* Set exercise
Every entry needs to be reproduced exactly.

+++++

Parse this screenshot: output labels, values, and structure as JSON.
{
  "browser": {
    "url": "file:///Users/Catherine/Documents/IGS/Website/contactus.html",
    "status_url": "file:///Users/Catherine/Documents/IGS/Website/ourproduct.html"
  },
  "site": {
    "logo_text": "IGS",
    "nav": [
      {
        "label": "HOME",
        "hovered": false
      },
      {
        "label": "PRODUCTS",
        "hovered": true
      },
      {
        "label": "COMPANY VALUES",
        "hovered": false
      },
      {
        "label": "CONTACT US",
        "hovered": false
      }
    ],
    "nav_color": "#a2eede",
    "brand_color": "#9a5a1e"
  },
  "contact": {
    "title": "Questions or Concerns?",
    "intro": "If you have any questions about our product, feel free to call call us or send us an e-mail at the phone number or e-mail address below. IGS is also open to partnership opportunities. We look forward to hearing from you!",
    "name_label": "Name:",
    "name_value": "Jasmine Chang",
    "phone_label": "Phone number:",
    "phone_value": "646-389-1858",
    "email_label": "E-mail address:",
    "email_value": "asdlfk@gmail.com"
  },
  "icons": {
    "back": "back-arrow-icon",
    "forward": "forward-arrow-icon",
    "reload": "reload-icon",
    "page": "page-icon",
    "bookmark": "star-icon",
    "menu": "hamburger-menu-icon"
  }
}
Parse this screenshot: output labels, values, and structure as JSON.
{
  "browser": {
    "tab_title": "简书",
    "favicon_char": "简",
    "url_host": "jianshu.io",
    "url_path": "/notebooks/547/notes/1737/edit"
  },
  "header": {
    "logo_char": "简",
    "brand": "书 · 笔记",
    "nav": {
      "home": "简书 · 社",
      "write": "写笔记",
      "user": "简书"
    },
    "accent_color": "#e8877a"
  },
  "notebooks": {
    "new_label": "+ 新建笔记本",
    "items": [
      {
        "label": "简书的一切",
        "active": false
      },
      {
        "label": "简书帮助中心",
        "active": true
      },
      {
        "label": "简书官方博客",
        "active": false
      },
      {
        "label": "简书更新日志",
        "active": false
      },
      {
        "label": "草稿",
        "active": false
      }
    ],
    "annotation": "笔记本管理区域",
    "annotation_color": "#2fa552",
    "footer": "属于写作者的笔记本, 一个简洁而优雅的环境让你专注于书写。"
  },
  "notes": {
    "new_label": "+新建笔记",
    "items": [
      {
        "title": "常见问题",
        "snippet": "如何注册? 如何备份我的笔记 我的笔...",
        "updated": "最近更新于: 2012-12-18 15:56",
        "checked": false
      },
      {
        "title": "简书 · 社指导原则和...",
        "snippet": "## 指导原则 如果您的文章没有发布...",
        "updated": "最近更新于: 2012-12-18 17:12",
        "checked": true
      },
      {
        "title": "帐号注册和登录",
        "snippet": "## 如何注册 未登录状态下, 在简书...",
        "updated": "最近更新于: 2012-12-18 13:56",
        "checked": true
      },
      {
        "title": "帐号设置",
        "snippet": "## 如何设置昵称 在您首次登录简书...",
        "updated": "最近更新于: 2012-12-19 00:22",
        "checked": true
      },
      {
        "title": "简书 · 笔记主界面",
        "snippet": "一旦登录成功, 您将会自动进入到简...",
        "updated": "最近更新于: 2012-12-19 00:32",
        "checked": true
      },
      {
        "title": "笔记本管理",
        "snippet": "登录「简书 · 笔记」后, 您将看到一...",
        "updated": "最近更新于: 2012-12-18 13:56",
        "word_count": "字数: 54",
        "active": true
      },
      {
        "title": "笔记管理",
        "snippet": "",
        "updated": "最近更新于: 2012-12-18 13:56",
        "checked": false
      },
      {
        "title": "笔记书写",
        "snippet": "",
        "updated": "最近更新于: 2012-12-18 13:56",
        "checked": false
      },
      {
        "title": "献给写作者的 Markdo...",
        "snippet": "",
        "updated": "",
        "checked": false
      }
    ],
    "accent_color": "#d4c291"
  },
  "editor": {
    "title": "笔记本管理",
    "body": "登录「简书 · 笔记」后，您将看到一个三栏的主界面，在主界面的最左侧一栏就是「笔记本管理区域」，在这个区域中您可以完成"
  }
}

+++++

* Exercise solution
Parse this screenshot: output labels, values, and structure as JSON.
{
  "browser": {
    "url": "file:///Users/Catherine/Documents/IGS/Website/contactus.html",
    "status_url": "file:///Users/Catherine/Documents/IGS/Website/ourproduct.html"
  },
  "site": {
    "logo_text": "IGS",
    "nav": [
      {
        "label": "HOME",
        "hovered": false
      },
      {
        "label": "PRODUCTS",
        "hovered": true
      },
      {
        "label": "COMPANY VALUES",
        "hovered": false
      },
      {
        "label": "CONTACT US",
        "hovered": false
      }
    ],
    "nav_color": "#a2eede",
    "brand_color": "#9a5a1e"
  },
  "contact": {
    "title": "Questions or Concerns?",
    "intro": "If you have any questions about our product, feel free to call call us or send us an e-mail at the phone number or e-mail address below. IGS is also open to partnership opportunities. We look forward to hearing from you!",
    "name_label": "Name:",
    "name_value": "Jasmine Chang",
    "phone_label": "Phone number:",
    "phone_value": "646-389-1858",
    "email_label": "E-mail address:",
    "email_value": "asdlfk@gmail.com"
  },
  "icons": {
    "back": "back-arrow-icon",
    "forward": "forward-arrow-icon",
    "reload": "reload-icon",
    "page": "page-icon",
    "bookmark": "star-icon",
    "menu": "hamburger-menu-icon"
  }
}
Parse this screenshot: output labels, values, and structure as JSON.
{
  "browser": {
    "tab_title": "简书",
    "favicon_char": "简",
    "url_host": "jianshu.io",
    "url_path": "/notebooks/547/notes/1737/edit"
  },
  "header": {
    "logo_char": "简",
    "brand": "书 · 笔记",
    "nav": {
      "home": "简书 · 社",
      "write": "写笔记",
      "user": "简书"
    },
    "accent_color": "#e8877a"
  },
  "notebooks": {
    "new_label": "+ 新建笔记本",
    "items": [
      {
        "label": "简书的一切",
        "active": false
      },
      {
        "label": "简书帮助中心",
        "active": true
      },
      {
        "label": "简书官方博客",
        "active": false
      },
      {
        "label": "简书更新日志",
        "active": false
      },
      {
        "label": "草稿",
        "active": false
      }
    ],
    "annotation": "笔记本管理区域",
    "annotation_color": "#2fa552",
    "footer": "属于写作者的笔记本, 一个简洁而优雅的环境让你专注于书写。"
  },
  "notes": {
    "new_label": "+新建笔记",
    "items": [
      {
        "title": "常见问题",
        "snippet": "如何注册? 如何备份我的笔记 我的笔...",
        "updated": "最近更新于: 2012-12-18 15:56",
        "checked": false
      },
      {
        "title": "简书 · 社指导原则和...",
        "snippet": "## 指导原则 如果您的文章没有发布...",
        "updated": "最近更新于: 2012-12-18 17:12",
        "checked": true
      },
      {
        "title": "帐号注册和登录",
        "snippet": "## 如何注册 未登录状态下, 在简书...",
        "updated": "最近更新于: 2012-12-18 13:56",
        "checked": true
      },
      {
        "title": "帐号设置",
        "snippet": "## 如何设置昵称 在您首次登录简书...",
        "updated": "最近更新于: 2012-12-19 00:22",
        "checked": true
      },
      {
        "title": "简书 · 笔记主界面",
        "snippet": "一旦登录成功, 您将会自动进入到简...",
        "updated": "最近更新于: 2012-12-19 00:32",
        "checked": true
      },
      {
        "title": "笔记本管理",
        "snippet": "登录「简书 · 笔记」后, 您将看到一...",
        "updated": "最近更新于: 2012-12-18 13:56",
        "word_count": "字数: 54",
        "active": true
      },
      {
        "title": "笔记管理",
        "snippet": "",
        "updated": "最近更新于: 2012-12-18 13:56",
        "checked": false
      },
      {
        "title": "笔记书写",
        "snippet": "",
        "updated": "最近更新于: 2012-12-18 13:56",
        "checked": false
      },
      {
        "title": "献给写作者的 Markdo...",
        "snippet": "",
        "updated": "",
        "checked": false
      }
    ],
    "accent_color": "#d4c291"
  },
  "editor": {
    "title": "笔记本管理",
    "body": "登录「简书 · 笔记」后，您将看到一个三栏的主界面，在主界面的最左侧一栏就是「笔记本管理区域」，在这个区域中您可以完成"
  }
}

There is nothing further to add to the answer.